> _Required work_:
Send back all the data below, exactly as given.

⁂

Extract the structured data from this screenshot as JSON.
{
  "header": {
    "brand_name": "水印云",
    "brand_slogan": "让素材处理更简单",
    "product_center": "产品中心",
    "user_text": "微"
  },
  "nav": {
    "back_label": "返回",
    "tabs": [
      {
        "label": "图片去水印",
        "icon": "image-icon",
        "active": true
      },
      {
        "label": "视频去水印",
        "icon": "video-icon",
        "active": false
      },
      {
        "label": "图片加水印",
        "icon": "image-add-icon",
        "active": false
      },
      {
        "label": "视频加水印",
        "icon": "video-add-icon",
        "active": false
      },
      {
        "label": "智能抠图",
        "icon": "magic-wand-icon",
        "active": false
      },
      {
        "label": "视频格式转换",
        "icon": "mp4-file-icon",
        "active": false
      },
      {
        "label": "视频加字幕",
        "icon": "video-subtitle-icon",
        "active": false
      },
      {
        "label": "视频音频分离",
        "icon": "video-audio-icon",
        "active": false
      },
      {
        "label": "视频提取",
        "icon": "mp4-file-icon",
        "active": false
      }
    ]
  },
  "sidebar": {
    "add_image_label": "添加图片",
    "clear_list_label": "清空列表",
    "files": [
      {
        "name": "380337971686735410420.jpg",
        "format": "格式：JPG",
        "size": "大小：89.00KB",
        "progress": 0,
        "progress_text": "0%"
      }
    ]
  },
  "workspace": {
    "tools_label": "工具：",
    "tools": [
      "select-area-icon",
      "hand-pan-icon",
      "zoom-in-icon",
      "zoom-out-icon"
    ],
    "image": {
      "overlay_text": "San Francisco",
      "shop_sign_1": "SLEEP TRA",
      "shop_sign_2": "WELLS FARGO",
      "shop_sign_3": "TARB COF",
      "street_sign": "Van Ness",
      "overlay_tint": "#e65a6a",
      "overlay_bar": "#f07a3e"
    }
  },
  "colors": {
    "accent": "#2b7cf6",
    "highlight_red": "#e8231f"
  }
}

⁂

> _Result for this exercise_:
Extract the structured data from this screenshot as JSON.
{
  "header": {
    "brand_name": "水印云",
    "brand_slogan": "让素材处理更简单",
    "product_center": "产品中心",
    "user_text": "微"
  },
  "nav": {
    "back_label": "返回",
    "tabs": [
      {
        "label": "图片去水印",
        "icon": "image-icon",
        "active": true
      },
      {
        "label": "视频去水印",
        "icon": "video-icon",
        "active": false
      },
      {
        "label": "图片加水印",
        "icon": "image-add-icon",
        "active": false
      },
      {
        "label": "视频加水印",
        "icon": "video-add-icon",
        "active": false
      },
      {
        "label": "智能抠图",
        "icon": "magic-wand-icon",
        "active": false
      },
      {
        "label": "视频格式转换",
        "icon": "mp4-file-icon",
        "active": false
      },
      {
        "label": "视频加字幕",
        "icon": "video-subtitle-icon",
        "active": false
      },
      {
        "label": "视频音频分离",
        "icon": "video-audio-icon",
        "active": false
      },
      {
        "label": "视频提取",
        "icon": "mp4-file-icon",
        "active": false
      }
    ]
  },
  "sidebar": {
    "add_image_label": "添加图片",
    "clear_list_label": "清空列表",
    "files": [
      {
        "name": "380337971686735410420.jpg",
        "format": "格式：JPG",
        "size": "大小：89.00KB",
        "progress": 0,
        "progress_text": "0%"
      }
    ]
  },
  "workspace": {
    "tools_label": "工具：",
    "tools": [
      "select-area-icon",
      "hand-pan-icon",
      "zoom-in-icon",
      "zoom-out-icon"
    ],
    "image": {
      "overlay_text": "San Francisco",
      "shop_sign_1": "SLEEP TRA",
      "shop_sign_2": "WELLS FARGO",
      "shop_sign_3": "TARB COF",
      "street_sign": "Van Ness",
      "overlay_tint": "#e65a6a",
      "overlay_bar": "#f07a3e"
    }
  },
  "colors": {
    "accent": "#2b7cf6",
    "highlight_red": "#e8231f"
  }
}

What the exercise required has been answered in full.